**Task inputs**
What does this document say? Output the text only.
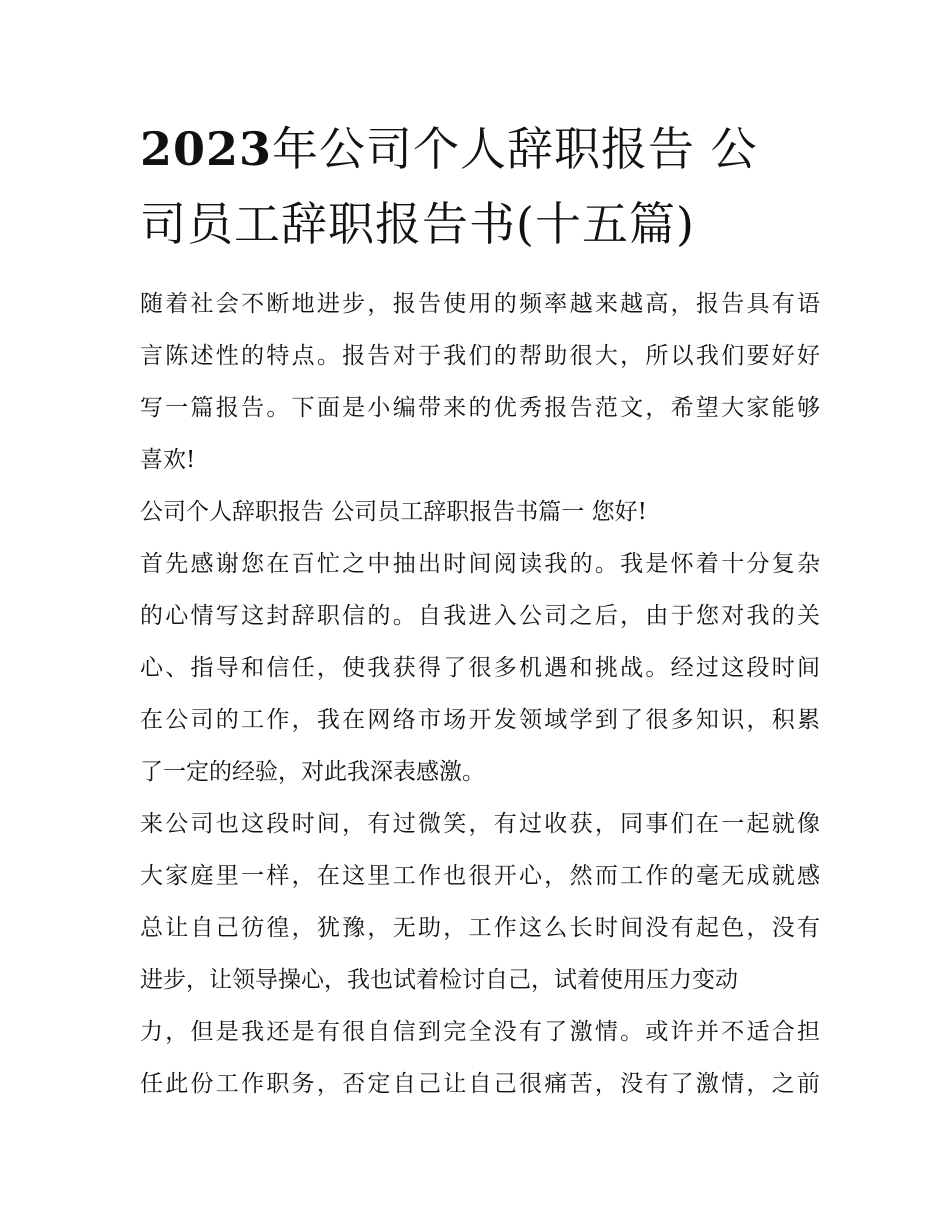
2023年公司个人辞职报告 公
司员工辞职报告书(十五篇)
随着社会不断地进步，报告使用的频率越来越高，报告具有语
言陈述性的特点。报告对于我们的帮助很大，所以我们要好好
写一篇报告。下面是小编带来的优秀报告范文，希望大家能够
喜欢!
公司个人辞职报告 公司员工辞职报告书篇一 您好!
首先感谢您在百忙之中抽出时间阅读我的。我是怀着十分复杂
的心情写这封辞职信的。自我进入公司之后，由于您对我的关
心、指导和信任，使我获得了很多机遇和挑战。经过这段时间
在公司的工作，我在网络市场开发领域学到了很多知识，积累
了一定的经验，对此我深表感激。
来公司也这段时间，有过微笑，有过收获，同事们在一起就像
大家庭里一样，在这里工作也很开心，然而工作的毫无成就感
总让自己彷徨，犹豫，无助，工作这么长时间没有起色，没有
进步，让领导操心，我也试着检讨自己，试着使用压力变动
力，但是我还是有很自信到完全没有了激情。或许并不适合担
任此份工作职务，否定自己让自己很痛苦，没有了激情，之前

**Exercise task**
Leave out the pictures and transcribe everything else exactly.

**The reply**
What does this document say? Output the text only.
2023年公司个人辞职报告 公
司员工辞职报告书(十五篇)
随着社会不断地进步，报告使用的频率越来越高，报告具有语
言陈述性的特点。报告对于我们的帮助很大，所以我们要好好
写一篇报告。下面是小编带来的优秀报告范文，希望大家能够
喜欢!
公司个人辞职报告 公司员工辞职报告书篇一 您好!
首先感谢您在百忙之中抽出时间阅读我的。我是怀着十分复杂
的心情写这封辞职信的。自我进入公司之后，由于您对我的关
心、指导和信任，使我获得了很多机遇和挑战。经过这段时间
在公司的工作，我在网络市场开发领域学到了很多知识，积累
了一定的经验，对此我深表感激。
来公司也这段时间，有过微笑，有过收获，同事们在一起就像
大家庭里一样，在这里工作也很开心，然而工作的毫无成就感
总让自己彷徨，犹豫，无助，工作这么长时间没有起色，没有
进步，让领导操心，我也试着检讨自己，试着使用压力变动
力，但是我还是有很自信到完全没有了激情。或许并不适合担
任此份工作职务，否定自己让自己很痛苦，没有了激情，之前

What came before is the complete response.